Find the lines holding "JSON" and copy them.
# start of Data provided
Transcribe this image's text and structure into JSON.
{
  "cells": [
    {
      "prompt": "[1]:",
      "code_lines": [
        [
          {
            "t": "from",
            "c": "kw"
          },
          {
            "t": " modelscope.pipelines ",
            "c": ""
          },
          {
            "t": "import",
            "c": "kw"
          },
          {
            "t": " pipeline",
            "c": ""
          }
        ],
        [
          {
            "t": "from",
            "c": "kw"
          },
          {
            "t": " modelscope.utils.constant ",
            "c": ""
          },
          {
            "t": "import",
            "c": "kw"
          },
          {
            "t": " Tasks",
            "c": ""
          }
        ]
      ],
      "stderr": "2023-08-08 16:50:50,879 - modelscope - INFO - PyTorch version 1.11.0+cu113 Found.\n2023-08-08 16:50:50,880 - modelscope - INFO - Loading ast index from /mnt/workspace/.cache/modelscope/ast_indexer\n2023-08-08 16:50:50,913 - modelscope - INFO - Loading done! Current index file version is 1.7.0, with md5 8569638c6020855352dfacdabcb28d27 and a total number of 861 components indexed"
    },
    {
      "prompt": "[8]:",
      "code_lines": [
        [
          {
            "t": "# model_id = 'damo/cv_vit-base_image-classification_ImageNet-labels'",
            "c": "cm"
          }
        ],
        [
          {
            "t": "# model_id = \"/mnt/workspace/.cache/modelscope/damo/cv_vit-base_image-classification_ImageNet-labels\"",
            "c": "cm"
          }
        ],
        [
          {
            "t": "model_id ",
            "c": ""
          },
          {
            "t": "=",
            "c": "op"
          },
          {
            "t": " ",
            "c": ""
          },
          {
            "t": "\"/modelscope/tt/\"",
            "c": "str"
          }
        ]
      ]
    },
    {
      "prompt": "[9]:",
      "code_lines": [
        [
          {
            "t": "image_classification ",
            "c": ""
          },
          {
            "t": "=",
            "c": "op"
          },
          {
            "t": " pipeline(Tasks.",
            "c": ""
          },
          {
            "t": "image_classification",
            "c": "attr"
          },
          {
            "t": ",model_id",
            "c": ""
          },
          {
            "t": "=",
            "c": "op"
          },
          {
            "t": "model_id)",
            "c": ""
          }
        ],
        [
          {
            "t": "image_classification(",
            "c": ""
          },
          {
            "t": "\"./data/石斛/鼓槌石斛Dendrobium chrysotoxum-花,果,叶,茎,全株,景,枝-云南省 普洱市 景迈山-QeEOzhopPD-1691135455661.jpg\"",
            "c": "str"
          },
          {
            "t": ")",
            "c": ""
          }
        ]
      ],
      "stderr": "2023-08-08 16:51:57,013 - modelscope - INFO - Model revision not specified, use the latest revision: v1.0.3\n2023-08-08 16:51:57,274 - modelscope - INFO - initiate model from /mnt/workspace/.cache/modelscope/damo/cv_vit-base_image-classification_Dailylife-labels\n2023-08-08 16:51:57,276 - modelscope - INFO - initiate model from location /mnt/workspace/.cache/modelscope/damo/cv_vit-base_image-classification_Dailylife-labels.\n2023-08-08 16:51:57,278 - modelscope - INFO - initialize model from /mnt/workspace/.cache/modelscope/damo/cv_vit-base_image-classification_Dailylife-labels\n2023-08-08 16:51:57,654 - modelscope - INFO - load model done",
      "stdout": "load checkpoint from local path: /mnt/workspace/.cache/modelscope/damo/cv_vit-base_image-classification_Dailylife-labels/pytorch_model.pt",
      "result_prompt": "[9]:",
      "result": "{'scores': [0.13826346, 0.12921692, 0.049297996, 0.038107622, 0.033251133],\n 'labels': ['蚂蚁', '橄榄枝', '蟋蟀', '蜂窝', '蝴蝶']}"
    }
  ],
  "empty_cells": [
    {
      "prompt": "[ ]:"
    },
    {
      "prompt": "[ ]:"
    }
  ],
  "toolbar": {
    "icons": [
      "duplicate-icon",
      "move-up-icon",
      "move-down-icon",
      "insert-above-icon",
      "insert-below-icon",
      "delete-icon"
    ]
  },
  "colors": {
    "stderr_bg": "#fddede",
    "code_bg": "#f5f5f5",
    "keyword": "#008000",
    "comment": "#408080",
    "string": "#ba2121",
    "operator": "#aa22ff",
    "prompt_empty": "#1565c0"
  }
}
# end of Data provided
# start of Data provided
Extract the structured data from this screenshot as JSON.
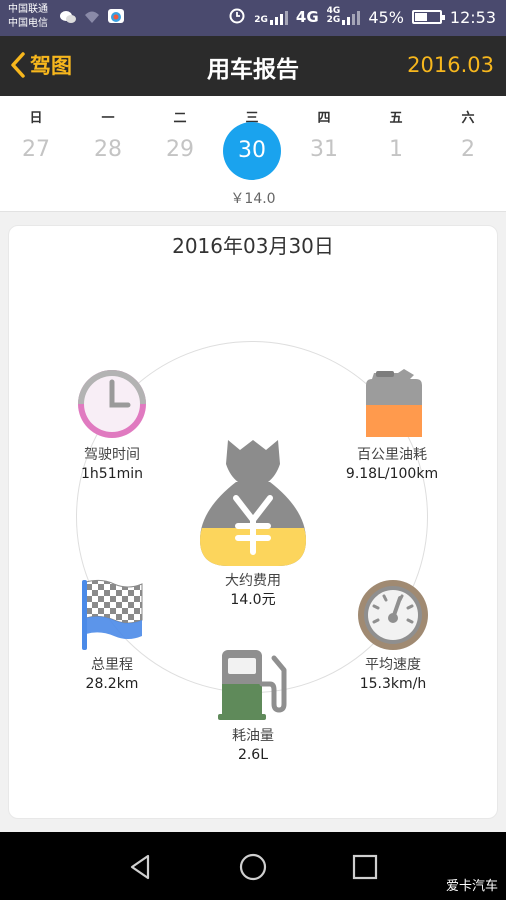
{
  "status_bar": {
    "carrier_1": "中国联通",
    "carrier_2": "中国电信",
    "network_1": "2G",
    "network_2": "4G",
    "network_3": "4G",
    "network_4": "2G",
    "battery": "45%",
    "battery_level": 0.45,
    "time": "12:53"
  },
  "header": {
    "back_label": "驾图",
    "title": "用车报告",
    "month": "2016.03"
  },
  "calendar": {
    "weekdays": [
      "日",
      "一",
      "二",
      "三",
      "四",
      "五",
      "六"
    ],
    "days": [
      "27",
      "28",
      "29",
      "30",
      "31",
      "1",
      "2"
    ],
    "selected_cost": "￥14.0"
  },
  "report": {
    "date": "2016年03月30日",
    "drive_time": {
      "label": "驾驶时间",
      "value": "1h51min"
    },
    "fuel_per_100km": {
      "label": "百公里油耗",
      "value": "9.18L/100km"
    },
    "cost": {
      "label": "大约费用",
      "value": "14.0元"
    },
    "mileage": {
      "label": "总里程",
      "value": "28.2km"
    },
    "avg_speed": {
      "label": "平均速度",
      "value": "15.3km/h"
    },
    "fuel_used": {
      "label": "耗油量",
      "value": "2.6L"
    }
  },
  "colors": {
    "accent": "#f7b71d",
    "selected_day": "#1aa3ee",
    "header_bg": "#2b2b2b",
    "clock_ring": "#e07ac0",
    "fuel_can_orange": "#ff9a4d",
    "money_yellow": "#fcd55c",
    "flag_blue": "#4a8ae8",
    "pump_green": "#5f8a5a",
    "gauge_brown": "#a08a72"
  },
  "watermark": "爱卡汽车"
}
# end of Data provided
• [Expected answer]
Transcribe this image's text and structure into JSON.
Extract the structured data from this screenshot as JSON.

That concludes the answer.